§ **Provided records**:
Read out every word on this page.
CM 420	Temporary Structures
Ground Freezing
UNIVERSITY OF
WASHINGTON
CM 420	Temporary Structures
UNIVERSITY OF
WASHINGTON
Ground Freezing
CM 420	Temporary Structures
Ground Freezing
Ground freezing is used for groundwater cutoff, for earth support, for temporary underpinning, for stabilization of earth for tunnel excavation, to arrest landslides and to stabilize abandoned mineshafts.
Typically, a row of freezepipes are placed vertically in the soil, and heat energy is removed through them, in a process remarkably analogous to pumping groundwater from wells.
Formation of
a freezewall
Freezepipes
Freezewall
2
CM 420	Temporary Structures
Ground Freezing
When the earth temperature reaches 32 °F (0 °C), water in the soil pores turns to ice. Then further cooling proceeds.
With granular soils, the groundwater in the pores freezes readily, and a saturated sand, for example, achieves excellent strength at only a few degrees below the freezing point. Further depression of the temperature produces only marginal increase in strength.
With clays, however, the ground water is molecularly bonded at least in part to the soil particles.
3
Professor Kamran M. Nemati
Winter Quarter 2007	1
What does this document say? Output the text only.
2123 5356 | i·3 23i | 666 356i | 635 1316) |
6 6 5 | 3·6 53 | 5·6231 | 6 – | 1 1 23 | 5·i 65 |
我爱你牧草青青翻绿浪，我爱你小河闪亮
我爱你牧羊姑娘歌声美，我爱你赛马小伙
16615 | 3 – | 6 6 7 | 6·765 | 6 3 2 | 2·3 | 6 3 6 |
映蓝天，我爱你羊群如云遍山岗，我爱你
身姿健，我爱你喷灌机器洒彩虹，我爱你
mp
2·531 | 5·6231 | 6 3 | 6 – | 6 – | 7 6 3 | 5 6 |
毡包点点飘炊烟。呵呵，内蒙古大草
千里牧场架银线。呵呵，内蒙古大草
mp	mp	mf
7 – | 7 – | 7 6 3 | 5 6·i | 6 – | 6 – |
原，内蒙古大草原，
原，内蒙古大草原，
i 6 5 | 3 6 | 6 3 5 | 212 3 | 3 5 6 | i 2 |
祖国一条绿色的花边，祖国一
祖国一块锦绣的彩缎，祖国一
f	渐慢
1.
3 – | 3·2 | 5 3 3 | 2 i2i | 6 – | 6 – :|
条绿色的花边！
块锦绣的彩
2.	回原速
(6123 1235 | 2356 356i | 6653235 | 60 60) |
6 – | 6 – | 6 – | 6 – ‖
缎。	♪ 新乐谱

§ **Task instructions**: Type out all of the material again, word for word.

§ **Right answer**:
Read out every word on this page.
CM 420	Temporary Structures
Ground Freezing
UNIVERSITY OF
WASHINGTON
CM 420	Temporary Structures
UNIVERSITY OF
WASHINGTON
Ground Freezing
CM 420	Temporary Structures
Ground Freezing
Ground freezing is used for groundwater cutoff, for earth support, for temporary underpinning, for stabilization of earth for tunnel excavation, to arrest landslides and to stabilize abandoned mineshafts.
Typically, a row of freezepipes are placed vertically in the soil, and heat energy is removed through them, in a process remarkably analogous to pumping groundwater from wells.
Formation of
a freezewall
Freezepipes
Freezewall
2
CM 420	Temporary Structures
Ground Freezing
When the earth temperature reaches 32 °F (0 °C), water in the soil pores turns to ice. Then further cooling proceeds.
With granular soils, the groundwater in the pores freezes readily, and a saturated sand, for example, achieves excellent strength at only a few degrees below the freezing point. Further depression of the temperature produces only marginal increase in strength.
With clays, however, the ground water is molecularly bonded at least in part to the soil particles.
3
Professor Kamran M. Nemati
Winter Quarter 2007	1
What does this document say? Output the text only.
2123 5356 | i·3 23i | 666 356i | 635 1316) |
6 6 5 | 3·6 53 | 5·6231 | 6 – | 1 1 23 | 5·i 65 |
我爱你牧草青青翻绿浪，我爱你小河闪亮
我爱你牧羊姑娘歌声美，我爱你赛马小伙
16615 | 3 – | 6 6 7 | 6·765 | 6 3 2 | 2·3 | 6 3 6 |
映蓝天，我爱你羊群如云遍山岗，我爱你
身姿健，我爱你喷灌机器洒彩虹，我爱你
mp
2·531 | 5·6231 | 6 3 | 6 – | 6 – | 7 6 3 | 5 6 |
毡包点点飘炊烟。呵呵，内蒙古大草
千里牧场架银线。呵呵，内蒙古大草
mp	mp	mf
7 – | 7 – | 7 6 3 | 5 6·i | 6 – | 6 – |
原，内蒙古大草原，
原，内蒙古大草原，
i 6 5 | 3 6 | 6 3 5 | 212 3 | 3 5 6 | i 2 |
祖国一条绿色的花边，祖国一
祖国一块锦绣的彩缎，祖国一
f	渐慢
1.
3 – | 3·2 | 5 3 3 | 2 i2i | 6 – | 6 – :|
条绿色的花边！
块锦绣的彩
2.	回原速
(6123 1235 | 2356 356i | 6653235 | 60 60) |
6 – | 6 – | 6 – | 6 – ‖
缎。	♪ 新乐谱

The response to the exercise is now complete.